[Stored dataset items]
::::
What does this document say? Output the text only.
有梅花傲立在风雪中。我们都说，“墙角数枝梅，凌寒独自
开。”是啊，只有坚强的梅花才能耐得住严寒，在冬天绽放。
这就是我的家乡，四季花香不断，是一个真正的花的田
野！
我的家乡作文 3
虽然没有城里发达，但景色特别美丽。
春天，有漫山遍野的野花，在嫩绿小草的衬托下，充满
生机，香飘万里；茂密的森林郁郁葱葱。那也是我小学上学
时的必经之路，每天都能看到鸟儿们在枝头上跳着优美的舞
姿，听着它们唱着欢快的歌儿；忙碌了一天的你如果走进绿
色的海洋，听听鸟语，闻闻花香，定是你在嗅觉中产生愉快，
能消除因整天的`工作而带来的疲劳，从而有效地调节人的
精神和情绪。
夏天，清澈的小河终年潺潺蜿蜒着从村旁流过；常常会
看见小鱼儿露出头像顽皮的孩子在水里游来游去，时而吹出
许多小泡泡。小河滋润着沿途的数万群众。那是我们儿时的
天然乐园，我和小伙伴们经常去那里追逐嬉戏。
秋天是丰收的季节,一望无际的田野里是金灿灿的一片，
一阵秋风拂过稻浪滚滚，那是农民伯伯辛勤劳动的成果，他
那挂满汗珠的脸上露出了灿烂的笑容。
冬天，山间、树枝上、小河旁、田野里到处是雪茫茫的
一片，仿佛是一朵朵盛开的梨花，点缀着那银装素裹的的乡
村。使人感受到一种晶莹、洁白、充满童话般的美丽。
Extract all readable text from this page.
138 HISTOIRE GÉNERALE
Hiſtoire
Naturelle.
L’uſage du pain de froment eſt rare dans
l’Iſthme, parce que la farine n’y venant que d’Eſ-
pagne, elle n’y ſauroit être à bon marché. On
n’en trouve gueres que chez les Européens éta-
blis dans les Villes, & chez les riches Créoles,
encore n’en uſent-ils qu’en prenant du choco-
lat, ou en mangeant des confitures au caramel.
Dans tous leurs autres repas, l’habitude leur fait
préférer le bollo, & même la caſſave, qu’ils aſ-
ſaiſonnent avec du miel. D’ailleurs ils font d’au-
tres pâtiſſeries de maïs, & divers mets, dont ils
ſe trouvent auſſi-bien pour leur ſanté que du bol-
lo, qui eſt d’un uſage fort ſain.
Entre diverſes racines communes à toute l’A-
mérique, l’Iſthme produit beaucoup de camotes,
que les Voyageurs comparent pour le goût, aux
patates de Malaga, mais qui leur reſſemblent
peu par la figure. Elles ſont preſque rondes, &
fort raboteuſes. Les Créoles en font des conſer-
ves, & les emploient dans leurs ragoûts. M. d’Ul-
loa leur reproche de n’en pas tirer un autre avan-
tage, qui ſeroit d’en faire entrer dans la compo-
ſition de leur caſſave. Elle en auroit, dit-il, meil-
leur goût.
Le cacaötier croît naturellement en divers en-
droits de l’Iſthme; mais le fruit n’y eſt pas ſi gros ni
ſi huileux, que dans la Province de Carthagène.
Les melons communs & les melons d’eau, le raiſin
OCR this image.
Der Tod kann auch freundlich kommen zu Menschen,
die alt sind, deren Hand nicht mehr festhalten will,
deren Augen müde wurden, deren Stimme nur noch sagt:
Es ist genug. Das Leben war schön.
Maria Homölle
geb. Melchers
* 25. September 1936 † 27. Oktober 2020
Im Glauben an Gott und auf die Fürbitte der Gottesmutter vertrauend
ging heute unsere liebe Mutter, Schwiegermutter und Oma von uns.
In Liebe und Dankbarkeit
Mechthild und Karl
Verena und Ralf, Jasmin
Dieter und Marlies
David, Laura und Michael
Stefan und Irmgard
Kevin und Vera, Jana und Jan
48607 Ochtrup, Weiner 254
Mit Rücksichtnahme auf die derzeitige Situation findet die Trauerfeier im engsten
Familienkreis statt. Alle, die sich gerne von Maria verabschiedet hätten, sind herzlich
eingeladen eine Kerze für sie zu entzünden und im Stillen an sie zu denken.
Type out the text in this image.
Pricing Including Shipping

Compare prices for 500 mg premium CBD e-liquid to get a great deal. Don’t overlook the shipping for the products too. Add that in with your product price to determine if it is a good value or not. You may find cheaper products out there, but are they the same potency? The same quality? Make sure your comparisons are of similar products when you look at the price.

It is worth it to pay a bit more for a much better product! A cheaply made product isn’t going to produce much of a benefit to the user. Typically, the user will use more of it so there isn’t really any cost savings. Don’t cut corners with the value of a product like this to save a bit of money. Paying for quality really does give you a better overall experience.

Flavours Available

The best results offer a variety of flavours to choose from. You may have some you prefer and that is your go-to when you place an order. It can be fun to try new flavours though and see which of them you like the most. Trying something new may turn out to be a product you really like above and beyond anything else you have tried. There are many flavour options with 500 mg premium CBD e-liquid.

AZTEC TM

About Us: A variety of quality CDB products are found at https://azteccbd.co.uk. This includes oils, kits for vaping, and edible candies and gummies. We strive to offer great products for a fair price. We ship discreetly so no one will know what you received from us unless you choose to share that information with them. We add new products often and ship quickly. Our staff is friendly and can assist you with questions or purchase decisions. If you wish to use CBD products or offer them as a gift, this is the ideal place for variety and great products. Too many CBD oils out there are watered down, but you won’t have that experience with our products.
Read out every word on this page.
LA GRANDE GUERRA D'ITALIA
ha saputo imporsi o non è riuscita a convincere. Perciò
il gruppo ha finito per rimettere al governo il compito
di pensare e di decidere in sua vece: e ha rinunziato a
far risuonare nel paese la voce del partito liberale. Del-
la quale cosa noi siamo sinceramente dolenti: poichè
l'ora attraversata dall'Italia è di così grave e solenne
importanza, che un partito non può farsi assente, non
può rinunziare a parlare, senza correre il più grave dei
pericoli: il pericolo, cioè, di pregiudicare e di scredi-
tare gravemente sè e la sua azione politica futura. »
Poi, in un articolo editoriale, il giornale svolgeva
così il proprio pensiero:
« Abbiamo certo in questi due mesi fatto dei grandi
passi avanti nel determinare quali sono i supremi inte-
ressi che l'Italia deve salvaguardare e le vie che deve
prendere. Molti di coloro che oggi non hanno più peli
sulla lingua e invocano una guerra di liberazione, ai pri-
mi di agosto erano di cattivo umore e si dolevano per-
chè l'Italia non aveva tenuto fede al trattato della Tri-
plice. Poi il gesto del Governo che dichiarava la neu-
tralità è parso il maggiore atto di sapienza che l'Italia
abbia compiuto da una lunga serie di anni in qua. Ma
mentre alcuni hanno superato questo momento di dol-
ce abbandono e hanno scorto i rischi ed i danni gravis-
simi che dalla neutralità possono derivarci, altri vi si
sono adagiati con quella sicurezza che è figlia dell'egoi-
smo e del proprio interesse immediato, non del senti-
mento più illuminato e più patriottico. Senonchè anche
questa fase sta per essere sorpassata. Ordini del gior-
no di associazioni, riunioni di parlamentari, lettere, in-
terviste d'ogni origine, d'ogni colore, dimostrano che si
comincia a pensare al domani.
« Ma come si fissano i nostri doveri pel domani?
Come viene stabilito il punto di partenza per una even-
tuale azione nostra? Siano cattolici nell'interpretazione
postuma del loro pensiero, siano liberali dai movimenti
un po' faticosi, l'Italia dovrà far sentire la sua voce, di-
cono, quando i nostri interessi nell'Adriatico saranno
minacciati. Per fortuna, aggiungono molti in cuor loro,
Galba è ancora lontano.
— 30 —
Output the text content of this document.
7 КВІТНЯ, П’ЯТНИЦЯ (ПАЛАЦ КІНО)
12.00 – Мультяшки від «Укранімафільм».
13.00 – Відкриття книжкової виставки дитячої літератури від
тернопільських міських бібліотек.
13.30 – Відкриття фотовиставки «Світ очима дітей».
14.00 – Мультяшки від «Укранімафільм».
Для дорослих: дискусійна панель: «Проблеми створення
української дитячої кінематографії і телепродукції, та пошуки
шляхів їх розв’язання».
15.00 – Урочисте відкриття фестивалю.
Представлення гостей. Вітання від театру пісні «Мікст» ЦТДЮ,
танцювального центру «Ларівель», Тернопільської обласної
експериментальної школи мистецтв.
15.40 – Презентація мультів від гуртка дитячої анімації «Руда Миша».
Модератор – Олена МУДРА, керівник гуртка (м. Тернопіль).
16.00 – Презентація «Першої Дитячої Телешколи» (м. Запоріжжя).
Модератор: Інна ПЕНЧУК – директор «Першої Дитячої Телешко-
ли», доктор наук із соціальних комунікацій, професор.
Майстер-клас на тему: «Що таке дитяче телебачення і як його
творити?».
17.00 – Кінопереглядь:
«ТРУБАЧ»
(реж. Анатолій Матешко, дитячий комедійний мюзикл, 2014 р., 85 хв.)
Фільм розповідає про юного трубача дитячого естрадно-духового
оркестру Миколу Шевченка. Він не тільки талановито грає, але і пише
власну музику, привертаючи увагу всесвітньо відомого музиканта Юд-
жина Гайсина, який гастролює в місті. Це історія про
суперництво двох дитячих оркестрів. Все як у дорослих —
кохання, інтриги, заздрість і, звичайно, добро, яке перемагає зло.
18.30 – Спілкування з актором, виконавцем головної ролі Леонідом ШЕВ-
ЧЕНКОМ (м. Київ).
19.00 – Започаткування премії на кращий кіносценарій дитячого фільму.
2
::::
* _STATED EXERCISE_:
Search the listing for the word "Укранімафільм". Copy every line in which it occurs.

* _TASK OUTPUT_:
12.00 – Мультяшки від «Укранімафільм».
14.00 – Мультяшки від «Укранімафільм».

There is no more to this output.